Exercise task: Only lines holding the word "symptomatic" should be copied from the material.
--
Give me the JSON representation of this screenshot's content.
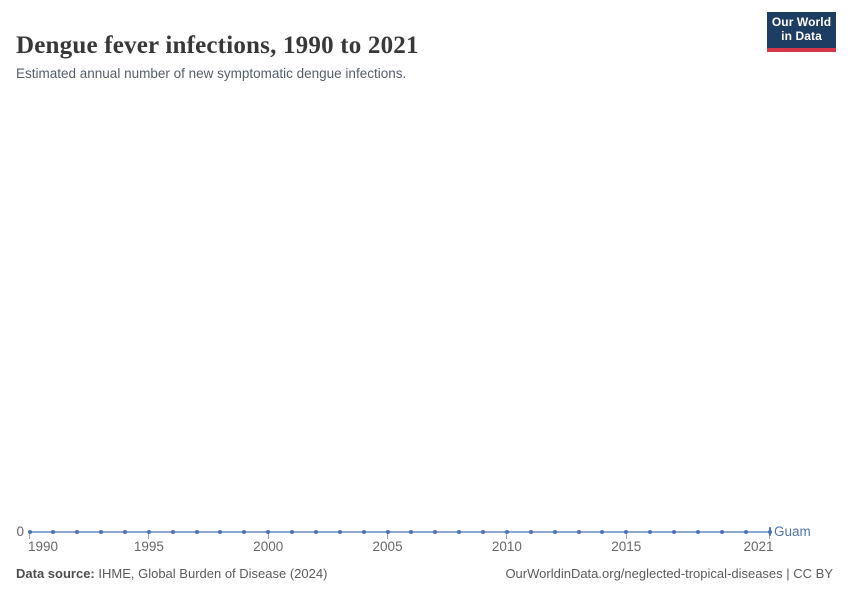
{
  "header": {
    "title": "Dengue fever infections, 1990 to 2021",
    "subtitle": "Estimated annual number of new symptomatic dengue infections."
  },
  "logo": {
    "line1": "Our World",
    "line2": "in Data",
    "bg_color": "#1d3d63",
    "bar_color": "#d6384a"
  },
  "chart_data": {
    "type": "line",
    "title": "Dengue fever infections, 1990 to 2021",
    "subtitle": "Estimated annual number of new symptomatic dengue infections.",
    "series": [
      {
        "name": "Guam",
        "x": [
          1990,
          1991,
          1992,
          1993,
          1994,
          1995,
          1996,
          1997,
          1998,
          1999,
          2000,
          2001,
          2002,
          2003,
          2004,
          2005,
          2006,
          2007,
          2008,
          2009,
          2010,
          2011,
          2012,
          2013,
          2014,
          2015,
          2016,
          2017,
          2018,
          2019,
          2020,
          2021
        ],
        "values": [
          0,
          0,
          0,
          0,
          0,
          0,
          0,
          0,
          0,
          0,
          0,
          0,
          0,
          0,
          0,
          0,
          0,
          0,
          0,
          0,
          0,
          0,
          0,
          0,
          0,
          0,
          0,
          0,
          0,
          0,
          0,
          0
        ]
      }
    ],
    "x_ticks": [
      1990,
      1995,
      2000,
      2005,
      2010,
      2015,
      2021
    ],
    "y_ticks": [
      0
    ],
    "y_zero_label": "0",
    "xlim": [
      1990,
      2021
    ],
    "ylim": [
      0,
      0
    ],
    "grid": false,
    "legend_position": "end-of-line-label",
    "colors": {
      "line": "#8aa9d8",
      "marker": "#4a74b8",
      "series_label": "#4d73b4"
    }
  },
  "footer": {
    "source_label": "Data source:",
    "source_value": "IHME, Global Burden of Disease (2024)",
    "attribution": "OurWorldinData.org/neglected-tropical-diseases | CC BY"
  }
}
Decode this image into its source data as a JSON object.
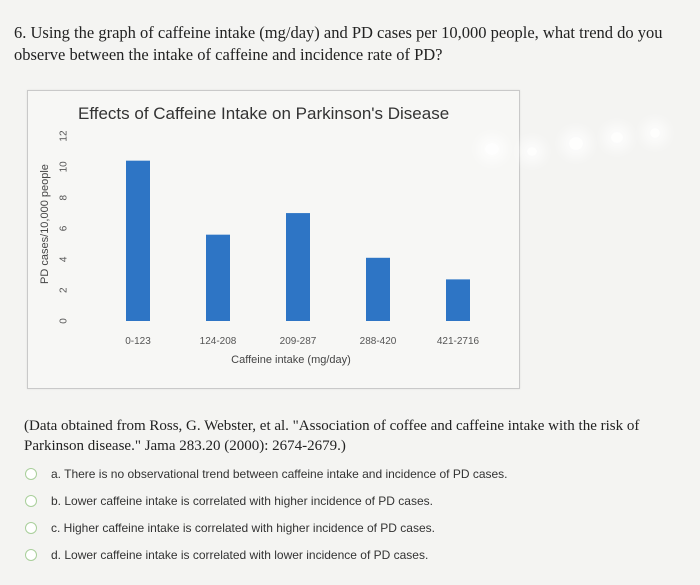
{
  "question": {
    "text": "6. Using the graph of caffeine intake (mg/day) and PD cases per 10,000 people, what trend do you observe between the intake of caffeine and incidence rate of PD?"
  },
  "chart_data": {
    "type": "bar",
    "title": "Effects of Caffeine Intake on Parkinson's Disease",
    "xlabel": "Caffeine intake (mg/day)",
    "ylabel": "PD cases/10,000 people",
    "categories": [
      "0-123",
      "124-208",
      "209-287",
      "288-420",
      "421-2716"
    ],
    "values": [
      10.4,
      5.6,
      7.0,
      4.1,
      2.7
    ],
    "ylim": [
      0,
      12
    ],
    "yticks": [
      0,
      2,
      4,
      6,
      8,
      10,
      12
    ],
    "grid": false,
    "bar_color": "#2e75c5"
  },
  "citation": {
    "text": "(Data obtained from Ross, G. Webster, et al. \"Association of coffee and caffeine intake with the risk of Parkinson disease.\" Jama 283.20 (2000): 2674-2679.)"
  },
  "options": [
    {
      "label": "a. There is no observational trend between caffeine intake and incidence of PD cases."
    },
    {
      "label": "b. Lower caffeine intake is correlated with higher incidence of PD cases."
    },
    {
      "label": "c. Higher caffeine intake is correlated with higher incidence of PD cases."
    },
    {
      "label": "d. Lower caffeine intake is correlated with lower incidence of PD cases."
    }
  ],
  "colors": {
    "radio_border": "#a9cf9b",
    "background": "#f4f4f2"
  }
}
--
Finished answer:
    "subtitle": "Estimated annual number of new symptomatic dengue infections."
    "subtitle": "Estimated annual number of new symptomatic dengue infections.",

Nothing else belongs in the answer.